**RECORD LIST**
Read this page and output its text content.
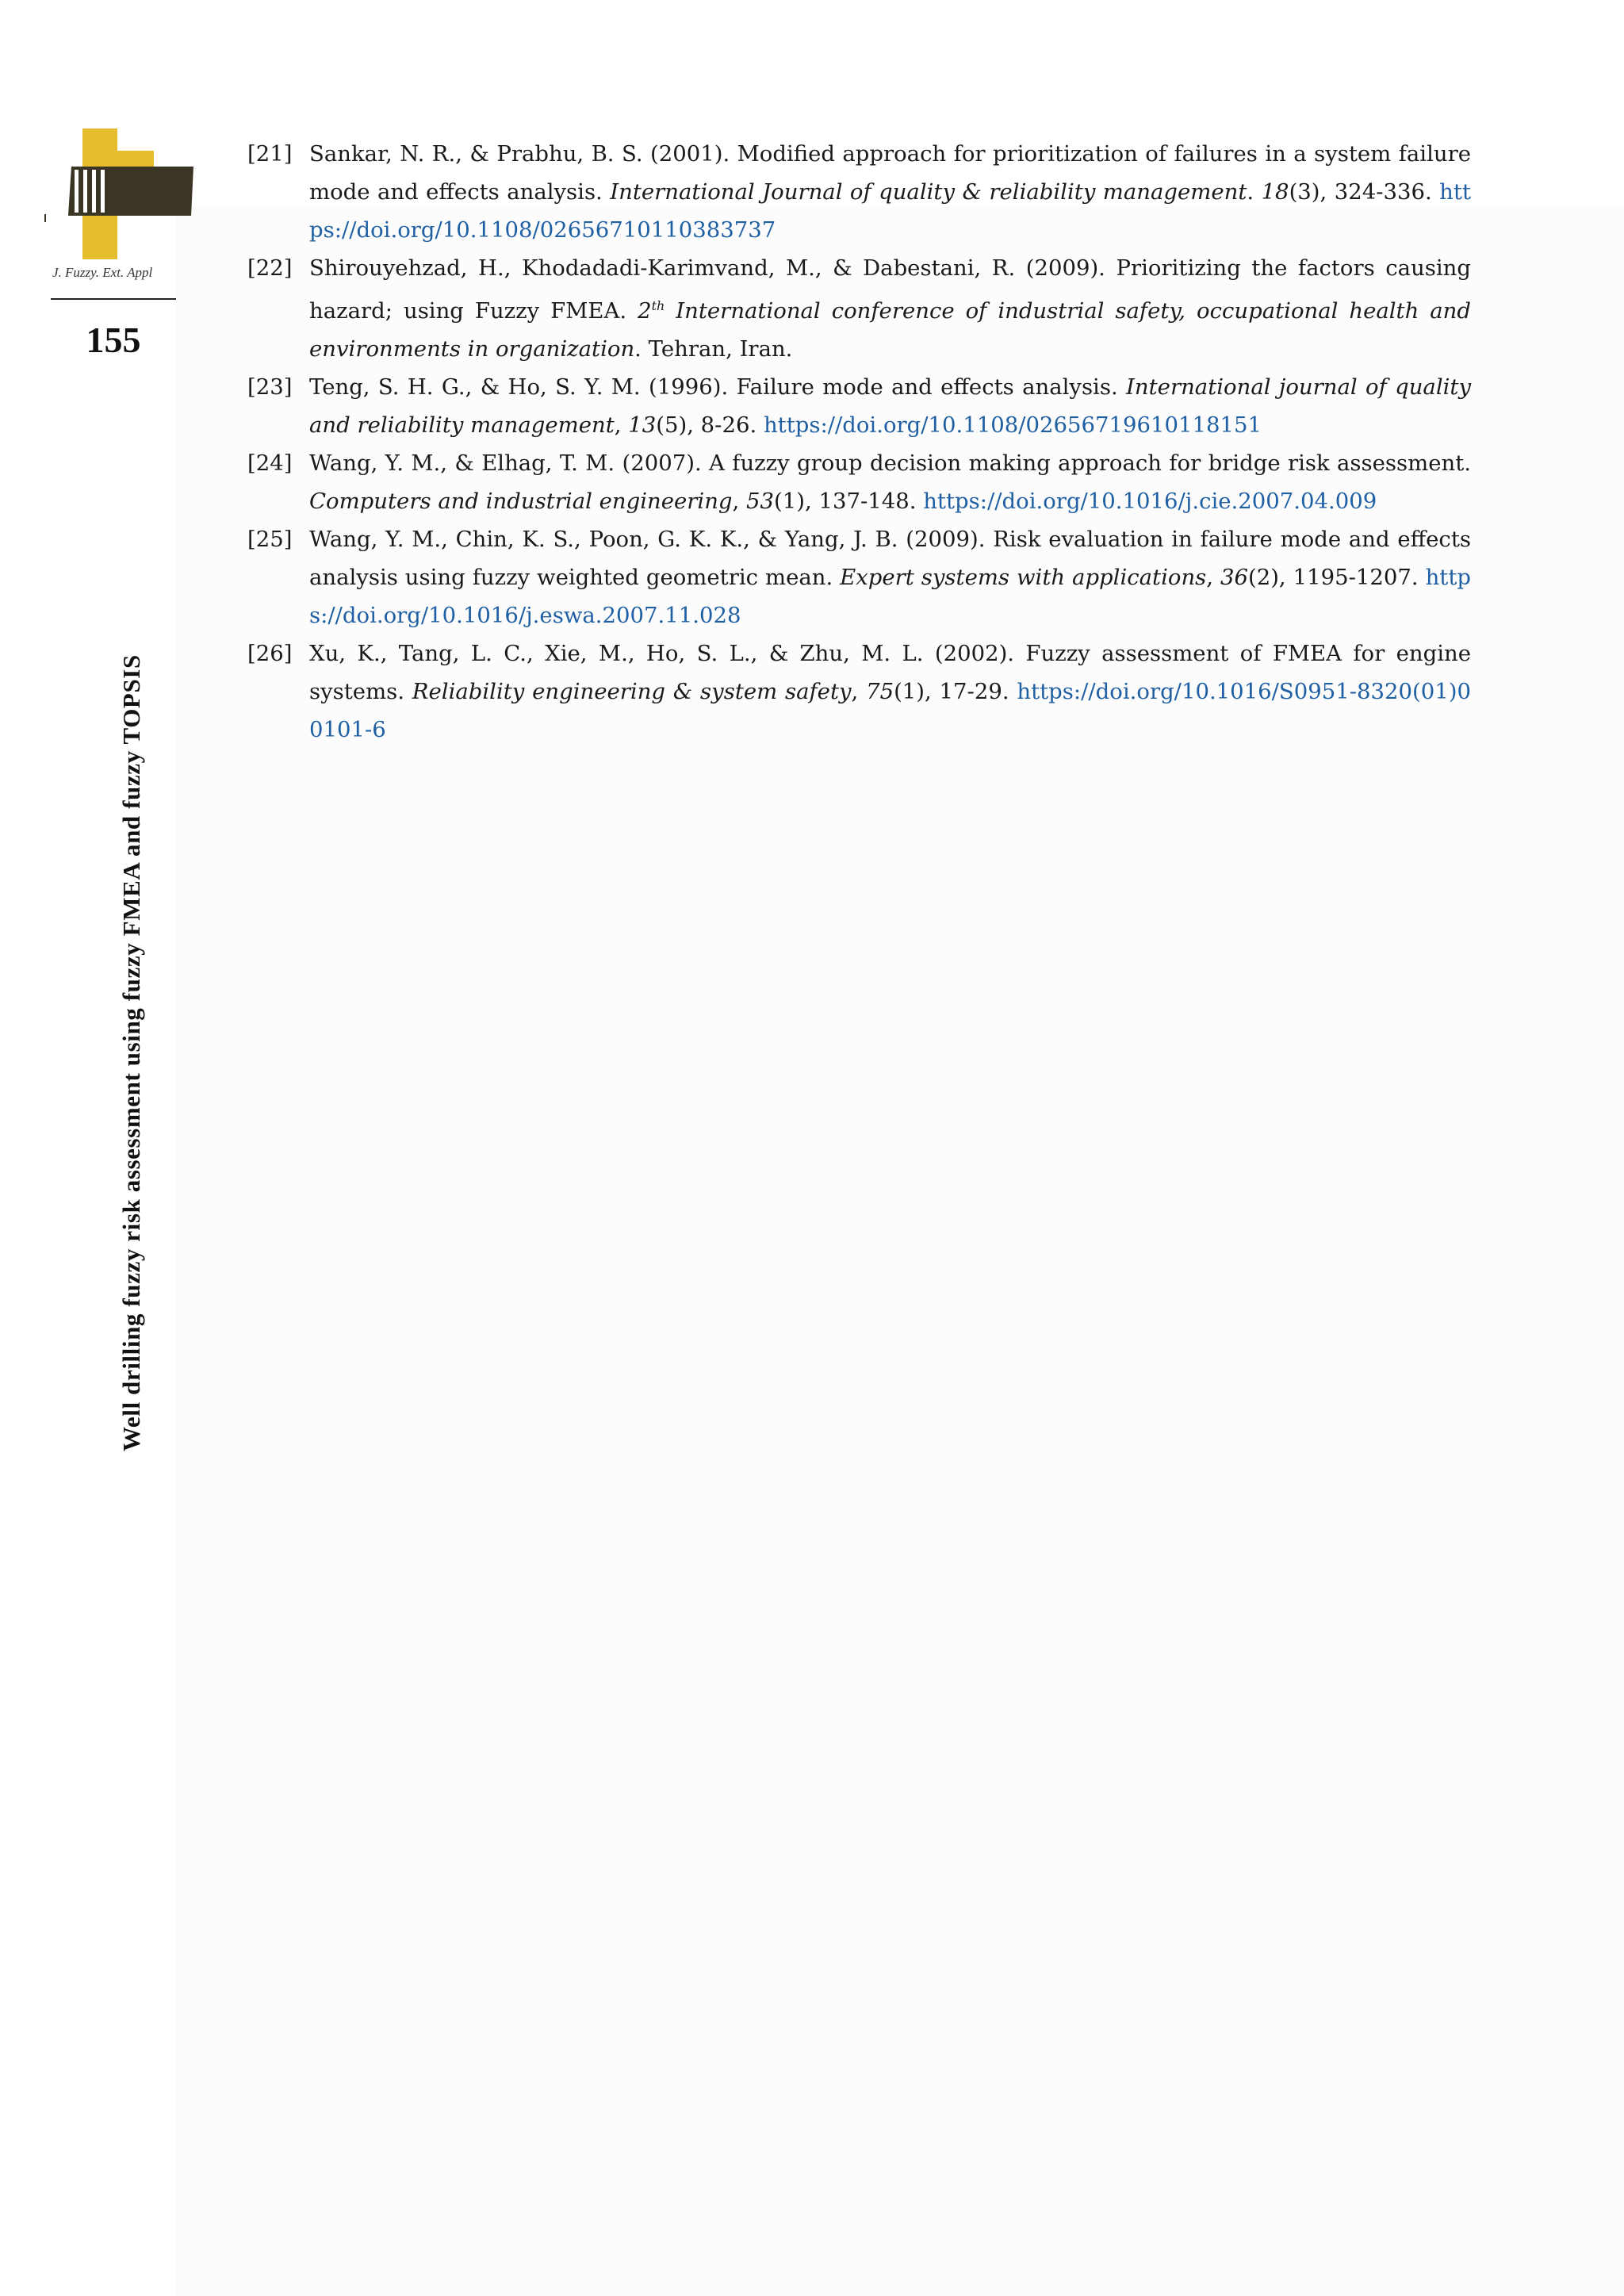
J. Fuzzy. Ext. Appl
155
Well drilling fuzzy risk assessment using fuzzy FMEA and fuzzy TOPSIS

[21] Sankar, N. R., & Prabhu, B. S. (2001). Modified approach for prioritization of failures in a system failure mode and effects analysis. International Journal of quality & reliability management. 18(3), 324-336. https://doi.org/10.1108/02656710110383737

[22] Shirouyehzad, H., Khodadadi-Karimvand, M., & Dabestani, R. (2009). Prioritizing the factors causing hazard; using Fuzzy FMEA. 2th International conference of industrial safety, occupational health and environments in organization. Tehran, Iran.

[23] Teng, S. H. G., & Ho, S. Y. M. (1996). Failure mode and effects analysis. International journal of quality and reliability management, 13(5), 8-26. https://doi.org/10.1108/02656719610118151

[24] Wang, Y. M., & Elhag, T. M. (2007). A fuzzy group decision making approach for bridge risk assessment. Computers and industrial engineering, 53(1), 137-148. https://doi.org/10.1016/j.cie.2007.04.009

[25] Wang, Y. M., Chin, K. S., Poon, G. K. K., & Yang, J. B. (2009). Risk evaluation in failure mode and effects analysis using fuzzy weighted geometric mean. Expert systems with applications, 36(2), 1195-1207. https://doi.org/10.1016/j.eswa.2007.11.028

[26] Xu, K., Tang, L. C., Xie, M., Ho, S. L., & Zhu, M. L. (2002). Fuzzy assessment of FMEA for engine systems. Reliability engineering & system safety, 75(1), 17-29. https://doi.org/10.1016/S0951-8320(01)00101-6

==

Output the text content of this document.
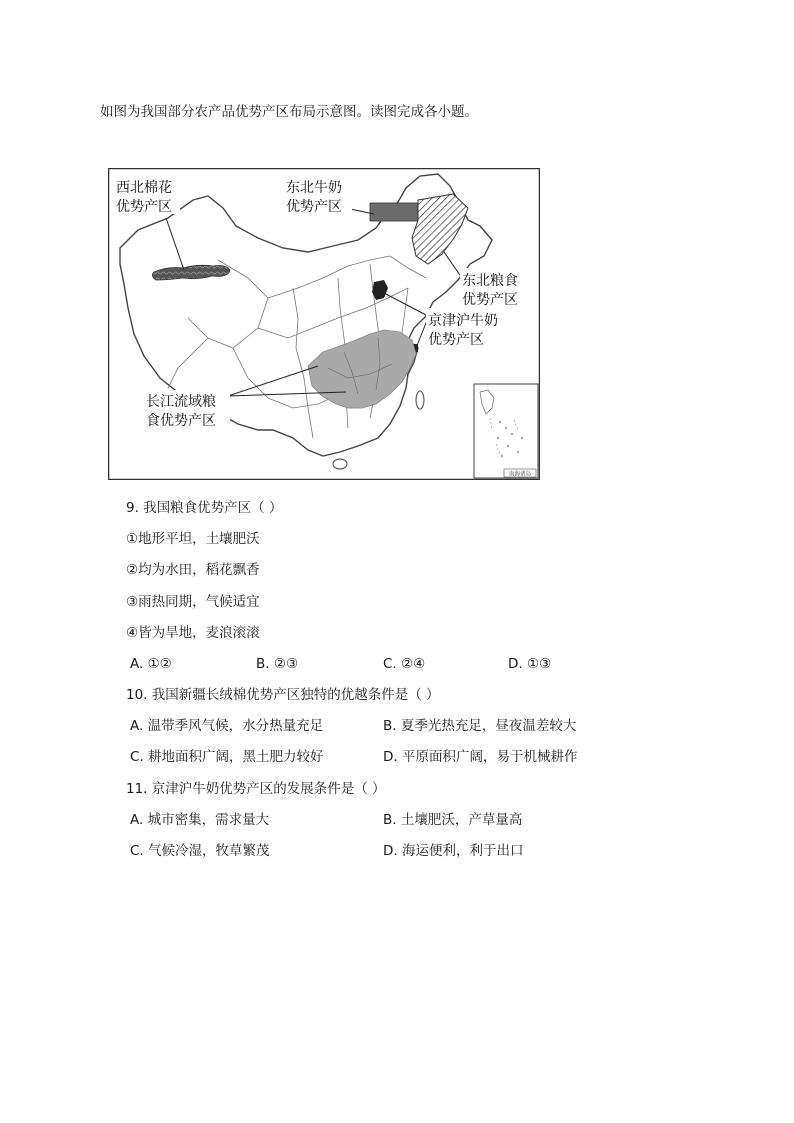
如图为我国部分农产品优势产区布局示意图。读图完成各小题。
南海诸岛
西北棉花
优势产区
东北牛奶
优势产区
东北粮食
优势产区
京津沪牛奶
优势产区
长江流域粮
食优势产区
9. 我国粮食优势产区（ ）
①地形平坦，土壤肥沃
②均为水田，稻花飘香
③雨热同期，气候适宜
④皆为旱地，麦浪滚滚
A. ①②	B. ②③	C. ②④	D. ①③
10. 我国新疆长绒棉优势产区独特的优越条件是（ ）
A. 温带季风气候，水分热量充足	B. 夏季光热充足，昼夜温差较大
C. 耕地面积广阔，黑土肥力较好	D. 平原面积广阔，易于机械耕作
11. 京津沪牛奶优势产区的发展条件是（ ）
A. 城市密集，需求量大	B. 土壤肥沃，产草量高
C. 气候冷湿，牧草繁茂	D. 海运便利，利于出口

* * *

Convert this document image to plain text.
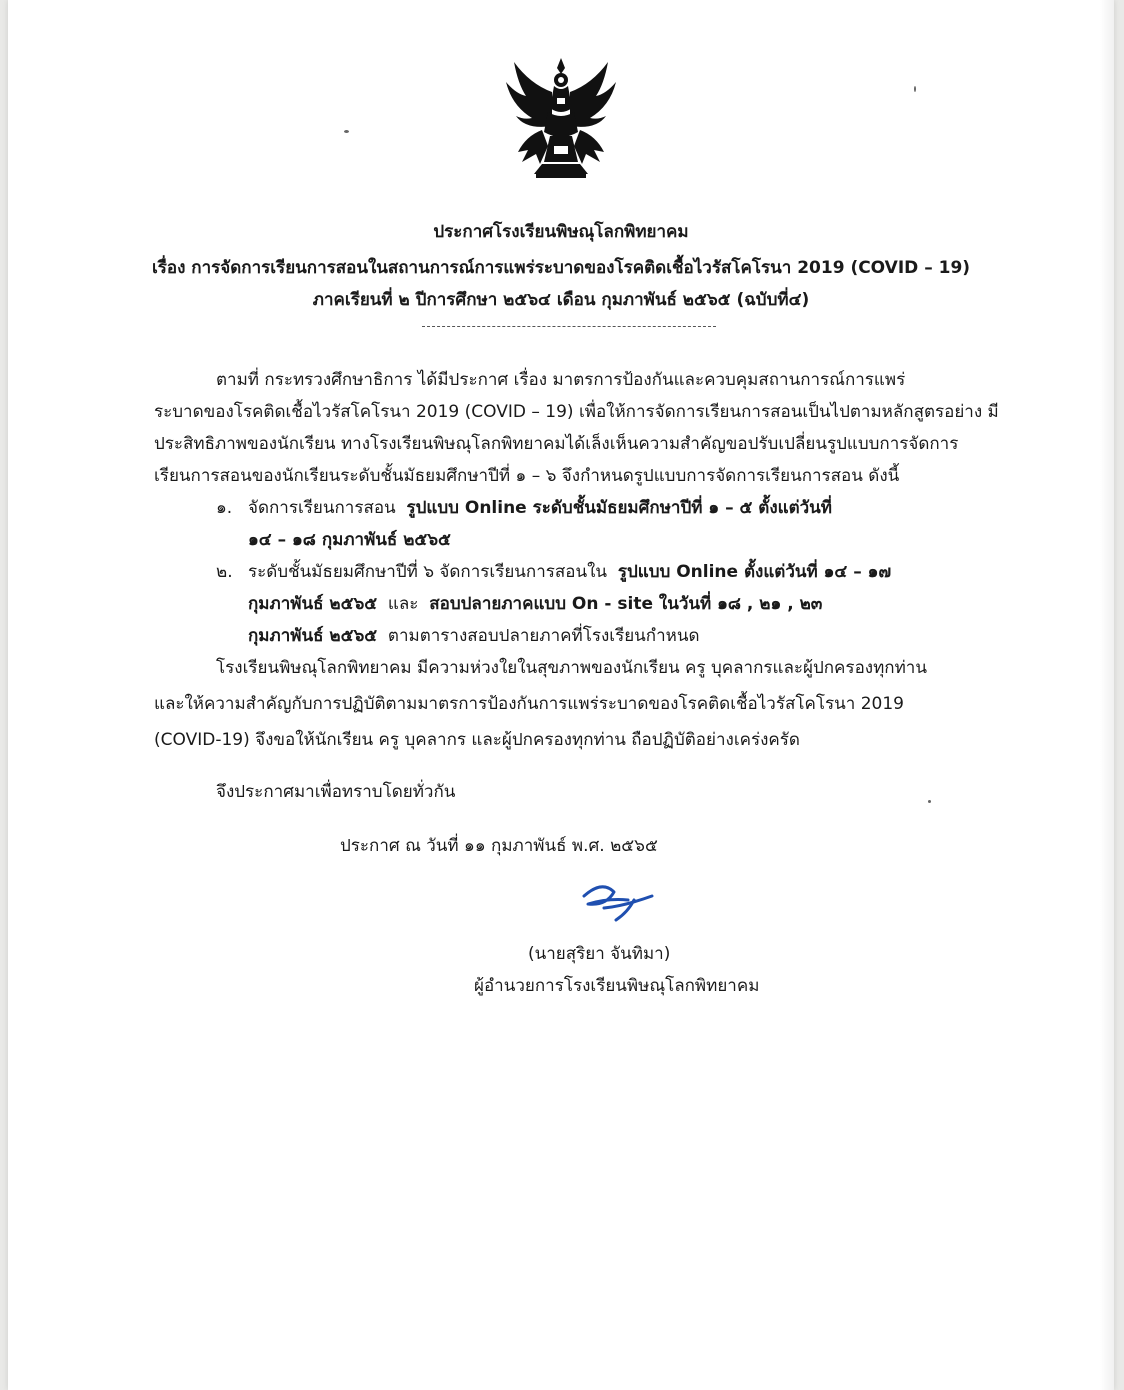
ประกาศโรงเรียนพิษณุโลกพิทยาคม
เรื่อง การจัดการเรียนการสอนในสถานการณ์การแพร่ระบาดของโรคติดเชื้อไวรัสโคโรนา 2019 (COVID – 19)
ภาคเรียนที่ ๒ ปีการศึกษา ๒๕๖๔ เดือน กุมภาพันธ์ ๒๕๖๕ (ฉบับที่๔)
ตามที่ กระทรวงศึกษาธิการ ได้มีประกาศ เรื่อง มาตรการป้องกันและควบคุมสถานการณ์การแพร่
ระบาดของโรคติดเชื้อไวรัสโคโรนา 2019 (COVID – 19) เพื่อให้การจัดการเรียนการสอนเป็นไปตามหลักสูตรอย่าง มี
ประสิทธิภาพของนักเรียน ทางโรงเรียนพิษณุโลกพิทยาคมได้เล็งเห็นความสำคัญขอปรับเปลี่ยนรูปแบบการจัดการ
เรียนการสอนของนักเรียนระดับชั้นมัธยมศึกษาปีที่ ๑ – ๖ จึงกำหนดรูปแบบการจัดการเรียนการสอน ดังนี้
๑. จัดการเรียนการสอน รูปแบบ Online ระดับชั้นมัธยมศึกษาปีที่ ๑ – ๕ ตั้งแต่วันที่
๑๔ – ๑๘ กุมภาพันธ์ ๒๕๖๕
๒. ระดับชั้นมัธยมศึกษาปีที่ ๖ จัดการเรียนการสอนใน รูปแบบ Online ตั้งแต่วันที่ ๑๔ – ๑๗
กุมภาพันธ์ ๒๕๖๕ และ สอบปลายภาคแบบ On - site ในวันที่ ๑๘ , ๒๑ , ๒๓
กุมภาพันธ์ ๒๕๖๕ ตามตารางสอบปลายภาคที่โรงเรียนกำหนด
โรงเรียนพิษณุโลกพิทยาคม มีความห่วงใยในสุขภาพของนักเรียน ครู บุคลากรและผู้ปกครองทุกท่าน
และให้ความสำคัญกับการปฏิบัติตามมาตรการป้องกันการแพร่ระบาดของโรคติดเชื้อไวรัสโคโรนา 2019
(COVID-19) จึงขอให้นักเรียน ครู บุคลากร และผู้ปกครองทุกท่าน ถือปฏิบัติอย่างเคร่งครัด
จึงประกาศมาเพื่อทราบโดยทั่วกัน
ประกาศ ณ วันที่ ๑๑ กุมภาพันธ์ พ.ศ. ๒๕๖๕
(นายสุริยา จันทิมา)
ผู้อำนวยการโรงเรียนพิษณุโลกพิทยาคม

**WRITTEN INSTRUCTION**
State the number of lines in this listing that contain the string "โลกพ", and add nothing else.

**ANSWER FOR THE TASK**
4